Data records
^^^^^^^^^^^^^^^^

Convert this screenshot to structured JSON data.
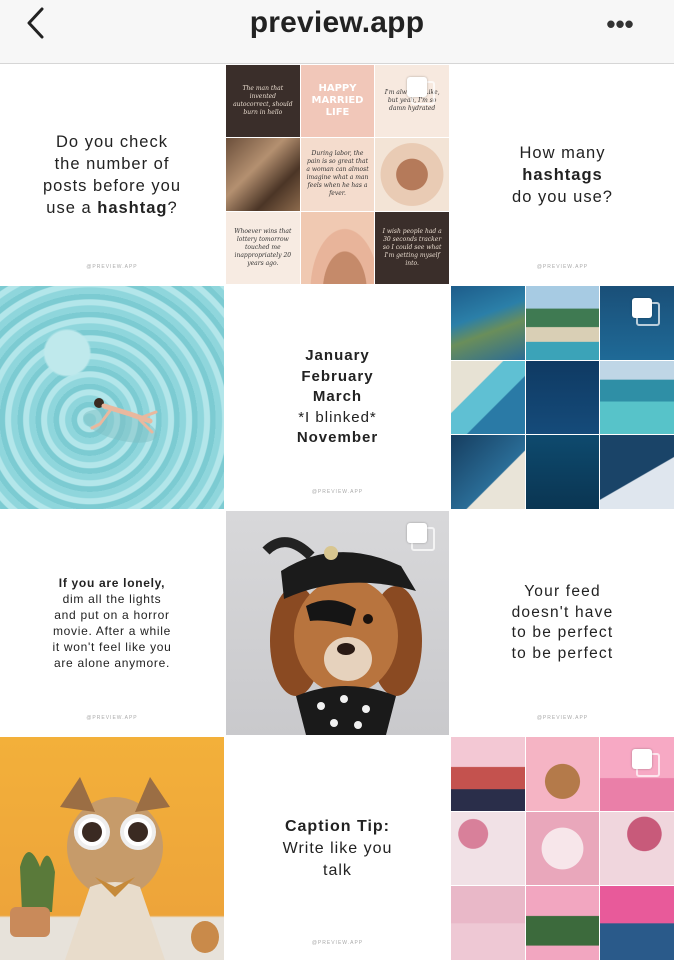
{
  "header": {
    "title": "preview.app",
    "back_icon": "chevron-left-icon",
    "more_icon": "more-horizontal-icon",
    "more_glyph": "•••"
  },
  "watermark": "@PREVIEW.APP",
  "tiles": {
    "hashtag_check": {
      "line1": "Do you check",
      "line2": "the number of",
      "line3": "posts before you",
      "line4_prefix": "use a ",
      "line4_bold": "hashtag",
      "line4_suffix": "?"
    },
    "hashtag_count": {
      "line1": "How many",
      "line2_bold": "hashtags",
      "line3": "do you use?"
    },
    "months": {
      "line1": "January",
      "line2": "February",
      "line3": "March",
      "line4": "*I blinked*",
      "line5": "November"
    },
    "lonely": {
      "line1_bold": "If you are lonely,",
      "line2": "dim all the lights",
      "line3": "and put on a horror",
      "line4": "movie. After a while",
      "line5": "it won't feel like you",
      "line6": "are alone anymore."
    },
    "feed": {
      "line1": "Your feed",
      "line2": "doesn't have",
      "line3": "to be perfect",
      "line4": "to be perfect"
    },
    "caption": {
      "line1_bold": "Caption Tip:",
      "line2": "Write like you",
      "line3": "talk"
    },
    "quotes_grid": {
      "q1": "The man that invented autocorrect, should burn in hello",
      "q2": "HAPPY MARRIED LIFE",
      "q3": "I'm always... Like, but yeah, I'm so damn hydrated",
      "q4": "During labor, the pain is so great that a woman can almost imagine what a man feels when he has a fever.",
      "q5": "Whoever wins that lottery tomorrow touched me inappropriately 20 years ago.",
      "q6": "I wish people had a 30 seconds tracker so I could see what I'm getting myself into."
    }
  }
}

^^^^^^^^^^^^^^^^

● **STATED TASK**: Show, from the listing above, each line that contains the word "what".

● **EXERCISE SOLUTION**:
      "q4": "During labor, the pain is so great that a woman can almost imagine what a man feels when he has a fever.",
      "q6": "I wish people had a 30 seconds tracker so I could see what I'm getting myself into."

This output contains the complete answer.